• EXERCISE DIRECTIONS
Check every line below for the string "сифатида", and copy the lines that contain it.

• PROVIDED RECORDS
★ ★ ★ ★ ★

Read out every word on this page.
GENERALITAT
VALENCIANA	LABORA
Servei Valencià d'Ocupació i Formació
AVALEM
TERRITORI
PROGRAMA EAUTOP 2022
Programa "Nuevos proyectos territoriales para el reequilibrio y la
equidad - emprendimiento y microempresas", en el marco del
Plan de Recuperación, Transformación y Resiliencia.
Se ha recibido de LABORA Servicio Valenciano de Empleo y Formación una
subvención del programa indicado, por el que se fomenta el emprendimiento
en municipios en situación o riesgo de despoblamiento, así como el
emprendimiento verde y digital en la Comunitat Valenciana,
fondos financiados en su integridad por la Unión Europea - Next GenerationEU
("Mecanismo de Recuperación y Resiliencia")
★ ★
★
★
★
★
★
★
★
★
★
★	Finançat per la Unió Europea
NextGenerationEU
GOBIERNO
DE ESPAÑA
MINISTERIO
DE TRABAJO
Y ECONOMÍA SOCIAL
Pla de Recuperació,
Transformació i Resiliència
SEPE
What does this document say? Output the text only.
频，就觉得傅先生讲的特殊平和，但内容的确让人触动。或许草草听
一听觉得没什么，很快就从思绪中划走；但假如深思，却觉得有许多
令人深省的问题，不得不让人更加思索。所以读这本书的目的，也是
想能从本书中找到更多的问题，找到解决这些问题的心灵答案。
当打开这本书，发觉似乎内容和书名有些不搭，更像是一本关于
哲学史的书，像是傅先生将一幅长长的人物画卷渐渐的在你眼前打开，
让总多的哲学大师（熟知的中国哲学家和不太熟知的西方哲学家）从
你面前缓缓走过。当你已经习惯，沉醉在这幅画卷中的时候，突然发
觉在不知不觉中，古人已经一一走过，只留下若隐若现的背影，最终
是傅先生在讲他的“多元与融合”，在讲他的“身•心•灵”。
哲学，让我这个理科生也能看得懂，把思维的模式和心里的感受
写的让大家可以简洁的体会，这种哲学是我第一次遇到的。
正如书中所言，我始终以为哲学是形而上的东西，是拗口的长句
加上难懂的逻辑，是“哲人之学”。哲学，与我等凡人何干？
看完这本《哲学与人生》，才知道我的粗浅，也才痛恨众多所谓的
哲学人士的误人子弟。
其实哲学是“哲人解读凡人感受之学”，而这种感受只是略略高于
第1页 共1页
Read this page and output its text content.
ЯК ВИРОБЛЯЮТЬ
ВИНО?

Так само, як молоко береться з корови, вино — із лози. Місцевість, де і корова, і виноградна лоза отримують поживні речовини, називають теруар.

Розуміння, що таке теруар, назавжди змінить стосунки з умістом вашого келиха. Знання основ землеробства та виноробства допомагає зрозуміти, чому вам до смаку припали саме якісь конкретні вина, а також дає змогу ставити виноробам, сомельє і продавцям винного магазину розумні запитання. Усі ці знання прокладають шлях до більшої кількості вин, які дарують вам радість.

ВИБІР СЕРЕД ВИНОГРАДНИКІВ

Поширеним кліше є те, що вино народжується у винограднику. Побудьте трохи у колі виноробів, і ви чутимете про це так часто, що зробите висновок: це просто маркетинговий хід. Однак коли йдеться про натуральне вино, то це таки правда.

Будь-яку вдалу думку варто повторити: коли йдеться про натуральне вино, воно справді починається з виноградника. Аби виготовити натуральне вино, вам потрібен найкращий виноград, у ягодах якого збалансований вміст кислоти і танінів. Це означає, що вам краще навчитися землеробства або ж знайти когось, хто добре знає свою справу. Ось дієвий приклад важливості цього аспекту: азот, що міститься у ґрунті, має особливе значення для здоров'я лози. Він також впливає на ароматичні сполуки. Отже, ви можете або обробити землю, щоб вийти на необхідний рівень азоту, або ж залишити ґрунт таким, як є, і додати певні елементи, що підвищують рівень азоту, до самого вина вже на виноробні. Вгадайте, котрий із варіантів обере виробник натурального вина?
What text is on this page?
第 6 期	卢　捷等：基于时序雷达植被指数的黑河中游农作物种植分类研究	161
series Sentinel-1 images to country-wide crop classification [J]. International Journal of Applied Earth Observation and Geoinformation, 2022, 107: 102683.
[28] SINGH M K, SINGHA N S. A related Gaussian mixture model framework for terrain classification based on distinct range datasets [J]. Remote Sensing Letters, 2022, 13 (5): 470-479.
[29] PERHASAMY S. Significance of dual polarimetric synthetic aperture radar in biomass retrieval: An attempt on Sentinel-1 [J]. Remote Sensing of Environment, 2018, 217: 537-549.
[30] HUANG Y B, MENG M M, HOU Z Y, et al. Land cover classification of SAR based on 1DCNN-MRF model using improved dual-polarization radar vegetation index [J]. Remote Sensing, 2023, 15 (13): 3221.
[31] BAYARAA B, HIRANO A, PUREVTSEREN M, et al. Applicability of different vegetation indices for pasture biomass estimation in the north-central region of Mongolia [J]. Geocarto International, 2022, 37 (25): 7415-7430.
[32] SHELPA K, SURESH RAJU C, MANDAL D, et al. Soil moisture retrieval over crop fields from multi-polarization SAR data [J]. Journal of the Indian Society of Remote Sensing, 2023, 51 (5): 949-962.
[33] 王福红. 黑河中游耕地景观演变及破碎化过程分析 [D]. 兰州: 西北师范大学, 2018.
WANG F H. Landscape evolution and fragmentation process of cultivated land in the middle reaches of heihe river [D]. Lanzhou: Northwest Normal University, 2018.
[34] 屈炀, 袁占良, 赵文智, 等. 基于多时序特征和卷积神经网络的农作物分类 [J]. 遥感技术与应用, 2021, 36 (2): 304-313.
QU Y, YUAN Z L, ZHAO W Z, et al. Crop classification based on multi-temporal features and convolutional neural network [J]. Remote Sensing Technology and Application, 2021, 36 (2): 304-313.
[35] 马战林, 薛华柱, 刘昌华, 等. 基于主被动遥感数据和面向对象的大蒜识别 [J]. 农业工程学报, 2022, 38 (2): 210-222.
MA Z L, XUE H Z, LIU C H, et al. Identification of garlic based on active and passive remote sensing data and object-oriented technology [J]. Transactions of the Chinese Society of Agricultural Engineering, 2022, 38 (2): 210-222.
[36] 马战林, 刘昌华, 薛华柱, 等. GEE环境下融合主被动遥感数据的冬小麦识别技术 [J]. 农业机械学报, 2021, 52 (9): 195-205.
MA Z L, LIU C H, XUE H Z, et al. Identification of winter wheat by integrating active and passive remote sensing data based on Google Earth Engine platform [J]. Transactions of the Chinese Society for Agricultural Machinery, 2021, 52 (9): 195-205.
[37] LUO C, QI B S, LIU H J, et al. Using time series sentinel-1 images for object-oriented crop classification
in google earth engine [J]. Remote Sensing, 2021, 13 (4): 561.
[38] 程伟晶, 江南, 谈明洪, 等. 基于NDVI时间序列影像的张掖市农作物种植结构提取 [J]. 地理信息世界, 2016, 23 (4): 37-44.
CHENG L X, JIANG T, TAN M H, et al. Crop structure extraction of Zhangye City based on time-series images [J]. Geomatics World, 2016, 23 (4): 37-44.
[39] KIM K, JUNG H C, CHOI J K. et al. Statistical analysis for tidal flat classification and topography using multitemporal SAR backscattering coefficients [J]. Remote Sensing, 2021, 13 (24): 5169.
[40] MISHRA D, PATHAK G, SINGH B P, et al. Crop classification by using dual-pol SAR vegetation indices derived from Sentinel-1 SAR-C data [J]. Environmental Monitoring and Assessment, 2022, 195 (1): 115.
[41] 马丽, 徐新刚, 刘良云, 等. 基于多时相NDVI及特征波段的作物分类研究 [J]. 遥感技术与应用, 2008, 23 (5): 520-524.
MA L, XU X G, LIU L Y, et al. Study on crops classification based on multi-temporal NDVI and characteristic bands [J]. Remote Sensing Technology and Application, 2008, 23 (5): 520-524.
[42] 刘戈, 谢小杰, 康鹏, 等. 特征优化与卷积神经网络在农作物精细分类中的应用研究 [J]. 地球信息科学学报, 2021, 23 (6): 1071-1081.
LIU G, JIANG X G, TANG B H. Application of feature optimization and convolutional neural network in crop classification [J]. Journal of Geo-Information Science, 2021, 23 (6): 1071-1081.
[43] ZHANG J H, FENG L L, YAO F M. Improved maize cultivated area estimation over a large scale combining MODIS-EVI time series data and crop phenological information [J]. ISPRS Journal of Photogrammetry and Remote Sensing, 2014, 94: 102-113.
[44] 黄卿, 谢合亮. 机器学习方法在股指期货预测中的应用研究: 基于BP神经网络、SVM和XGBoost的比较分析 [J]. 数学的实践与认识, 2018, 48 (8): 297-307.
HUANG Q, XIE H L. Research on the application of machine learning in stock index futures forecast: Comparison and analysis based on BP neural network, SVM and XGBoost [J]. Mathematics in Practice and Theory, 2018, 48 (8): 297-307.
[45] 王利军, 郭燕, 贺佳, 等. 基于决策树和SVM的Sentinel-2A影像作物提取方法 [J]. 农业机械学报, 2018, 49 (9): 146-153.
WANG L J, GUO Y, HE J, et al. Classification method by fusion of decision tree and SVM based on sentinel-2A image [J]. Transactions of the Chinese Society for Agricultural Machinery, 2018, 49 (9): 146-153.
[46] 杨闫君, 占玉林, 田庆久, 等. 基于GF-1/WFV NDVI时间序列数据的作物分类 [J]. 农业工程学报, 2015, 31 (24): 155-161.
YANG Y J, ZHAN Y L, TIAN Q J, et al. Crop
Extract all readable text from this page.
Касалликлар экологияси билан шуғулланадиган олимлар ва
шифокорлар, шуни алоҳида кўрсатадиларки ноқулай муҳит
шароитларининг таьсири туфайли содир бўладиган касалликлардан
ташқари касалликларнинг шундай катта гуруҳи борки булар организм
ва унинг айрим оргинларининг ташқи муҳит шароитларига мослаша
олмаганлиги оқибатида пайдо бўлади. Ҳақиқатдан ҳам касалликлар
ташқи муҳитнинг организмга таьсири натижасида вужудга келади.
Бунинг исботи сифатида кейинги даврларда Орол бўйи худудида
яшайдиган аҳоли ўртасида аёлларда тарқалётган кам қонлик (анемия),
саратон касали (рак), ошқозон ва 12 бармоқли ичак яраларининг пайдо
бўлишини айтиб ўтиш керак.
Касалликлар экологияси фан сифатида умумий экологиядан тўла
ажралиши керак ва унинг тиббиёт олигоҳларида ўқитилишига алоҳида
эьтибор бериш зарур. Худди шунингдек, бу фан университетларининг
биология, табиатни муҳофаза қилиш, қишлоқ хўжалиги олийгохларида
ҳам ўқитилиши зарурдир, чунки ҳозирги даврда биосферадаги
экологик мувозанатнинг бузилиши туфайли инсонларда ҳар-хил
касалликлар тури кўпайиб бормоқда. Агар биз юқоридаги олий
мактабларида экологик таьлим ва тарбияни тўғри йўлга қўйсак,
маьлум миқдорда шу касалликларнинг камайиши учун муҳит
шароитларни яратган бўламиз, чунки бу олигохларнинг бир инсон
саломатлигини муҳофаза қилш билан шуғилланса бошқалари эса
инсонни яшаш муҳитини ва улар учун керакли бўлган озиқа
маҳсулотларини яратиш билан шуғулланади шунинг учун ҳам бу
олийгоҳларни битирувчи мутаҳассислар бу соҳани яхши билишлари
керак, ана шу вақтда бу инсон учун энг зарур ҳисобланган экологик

★ ★ ★ ★ ★

• TASK RESPONSE
Бунинг исботи сифатида кейинги даврларда Орол бўйи худудида
Касалликлар экологияси фан сифатида умумий экологиядан тўла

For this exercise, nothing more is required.